Aim of the task:
All of the material below is to be repeated exactly.

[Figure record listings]

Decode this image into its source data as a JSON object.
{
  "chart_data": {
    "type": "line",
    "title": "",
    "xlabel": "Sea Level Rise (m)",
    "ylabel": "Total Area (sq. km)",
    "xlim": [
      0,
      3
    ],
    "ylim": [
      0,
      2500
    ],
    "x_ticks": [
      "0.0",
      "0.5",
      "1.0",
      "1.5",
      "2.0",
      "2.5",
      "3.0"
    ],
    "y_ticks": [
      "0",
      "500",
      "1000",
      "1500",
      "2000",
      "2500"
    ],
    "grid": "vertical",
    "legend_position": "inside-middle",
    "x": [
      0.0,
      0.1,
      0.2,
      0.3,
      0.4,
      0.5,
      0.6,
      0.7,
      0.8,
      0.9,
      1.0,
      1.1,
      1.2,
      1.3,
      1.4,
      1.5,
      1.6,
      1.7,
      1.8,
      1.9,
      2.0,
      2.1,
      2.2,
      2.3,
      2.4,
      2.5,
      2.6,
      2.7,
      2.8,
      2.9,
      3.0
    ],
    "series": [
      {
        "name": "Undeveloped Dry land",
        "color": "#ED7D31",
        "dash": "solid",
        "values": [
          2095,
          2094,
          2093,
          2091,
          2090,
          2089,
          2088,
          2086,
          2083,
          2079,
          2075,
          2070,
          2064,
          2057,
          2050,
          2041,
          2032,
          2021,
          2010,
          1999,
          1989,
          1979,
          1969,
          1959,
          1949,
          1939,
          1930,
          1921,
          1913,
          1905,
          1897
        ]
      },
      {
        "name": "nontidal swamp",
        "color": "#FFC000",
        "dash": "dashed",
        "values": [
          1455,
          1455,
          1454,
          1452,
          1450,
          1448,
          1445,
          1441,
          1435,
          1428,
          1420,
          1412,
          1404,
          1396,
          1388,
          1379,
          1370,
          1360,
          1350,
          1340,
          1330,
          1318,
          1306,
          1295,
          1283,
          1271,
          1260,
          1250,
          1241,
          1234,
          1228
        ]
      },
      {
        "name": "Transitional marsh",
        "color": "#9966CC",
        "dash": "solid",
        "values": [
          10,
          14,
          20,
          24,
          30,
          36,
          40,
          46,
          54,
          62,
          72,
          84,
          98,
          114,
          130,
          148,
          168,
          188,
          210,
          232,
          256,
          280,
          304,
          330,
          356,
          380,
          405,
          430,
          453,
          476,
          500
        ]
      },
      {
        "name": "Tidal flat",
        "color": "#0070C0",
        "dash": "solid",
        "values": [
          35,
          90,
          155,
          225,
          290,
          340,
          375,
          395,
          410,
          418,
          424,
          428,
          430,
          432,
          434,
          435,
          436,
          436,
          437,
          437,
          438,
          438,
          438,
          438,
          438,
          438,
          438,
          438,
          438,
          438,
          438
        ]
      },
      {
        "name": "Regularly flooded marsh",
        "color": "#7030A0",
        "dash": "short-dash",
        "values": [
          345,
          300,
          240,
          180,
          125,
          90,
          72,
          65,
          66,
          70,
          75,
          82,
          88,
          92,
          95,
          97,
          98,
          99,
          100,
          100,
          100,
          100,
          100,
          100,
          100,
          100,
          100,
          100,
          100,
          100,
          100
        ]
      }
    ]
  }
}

Task response:
Decode this image into its source data as a JSON object.
{
  "chart_data": {
    "type": "line",
    "title": "",
    "xlabel": "Sea Level Rise (m)",
    "ylabel": "Total Area (sq. km)",
    "xlim": [
      0,
      3
    ],
    "ylim": [
      0,
      2500
    ],
    "x_ticks": [
      "0.0",
      "0.5",
      "1.0",
      "1.5",
      "2.0",
      "2.5",
      "3.0"
    ],
    "y_ticks": [
      "0",
      "500",
      "1000",
      "1500",
      "2000",
      "2500"
    ],
    "grid": "vertical",
    "legend_position": "inside-middle",
    "x": [
      0.0,
      0.1,
      0.2,
      0.3,
      0.4,
      0.5,
      0.6,
      0.7,
      0.8,
      0.9,
      1.0,
      1.1,
      1.2,
      1.3,
      1.4,
      1.5,
      1.6,
      1.7,
      1.8,
      1.9,
      2.0,
      2.1,
      2.2,
      2.3,
      2.4,
      2.5,
      2.6,
      2.7,
      2.8,
      2.9,
      3.0
    ],
    "series": [
      {
        "name": "Undeveloped Dry land",
        "color": "#ED7D31",
        "dash": "solid",
        "values": [
          2095,
          2094,
          2093,
          2091,
          2090,
          2089,
          2088,
          2086,
          2083,
          2079,
          2075,
          2070,
          2064,
          2057,
          2050,
          2041,
          2032,
          2021,
          2010,
          1999,
          1989,
          1979,
          1969,
          1959,
          1949,
          1939,
          1930,
          1921,
          1913,
          1905,
          1897
        ]
      },
      {
        "name": "nontidal swamp",
        "color": "#FFC000",
        "dash": "dashed",
        "values": [
          1455,
          1455,
          1454,
          1452,
          1450,
          1448,
          1445,
          1441,
          1435,
          1428,
          1420,
          1412,
          1404,
          1396,
          1388,
          1379,
          1370,
          1360,
          1350,
          1340,
          1330,
          1318,
          1306,
          1295,
          1283,
          1271,
          1260,
          1250,
          1241,
          1234,
          1228
        ]
      },
      {
        "name": "Transitional marsh",
        "color": "#9966CC",
        "dash": "solid",
        "values": [
          10,
          14,
          20,
          24,
          30,
          36,
          40,
          46,
          54,
          62,
          72,
          84,
          98,
          114,
          130,
          148,
          168,
          188,
          210,
          232,
          256,
          280,
          304,
          330,
          356,
          380,
          405,
          430,
          453,
          476,
          500
        ]
      },
      {
        "name": "Tidal flat",
        "color": "#0070C0",
        "dash": "solid",
        "values": [
          35,
          90,
          155,
          225,
          290,
          340,
          375,
          395,
          410,
          418,
          424,
          428,
          430,
          432,
          434,
          435,
          436,
          436,
          437,
          437,
          438,
          438,
          438,
          438,
          438,
          438,
          438,
          438,
          438,
          438,
          438
        ]
      },
      {
        "name": "Regularly flooded marsh",
        "color": "#7030A0",
        "dash": "short-dash",
        "values": [
          345,
          300,
          240,
          180,
          125,
          90,
          72,
          65,
          66,
          70,
          75,
          82,
          88,
          92,
          95,
          97,
          98,
          99,
          100,
          100,
          100,
          100,
          100,
          100,
          100,
          100,
          100,
          100,
          100,
          100,
          100
        ]
      }
    ]
  }
}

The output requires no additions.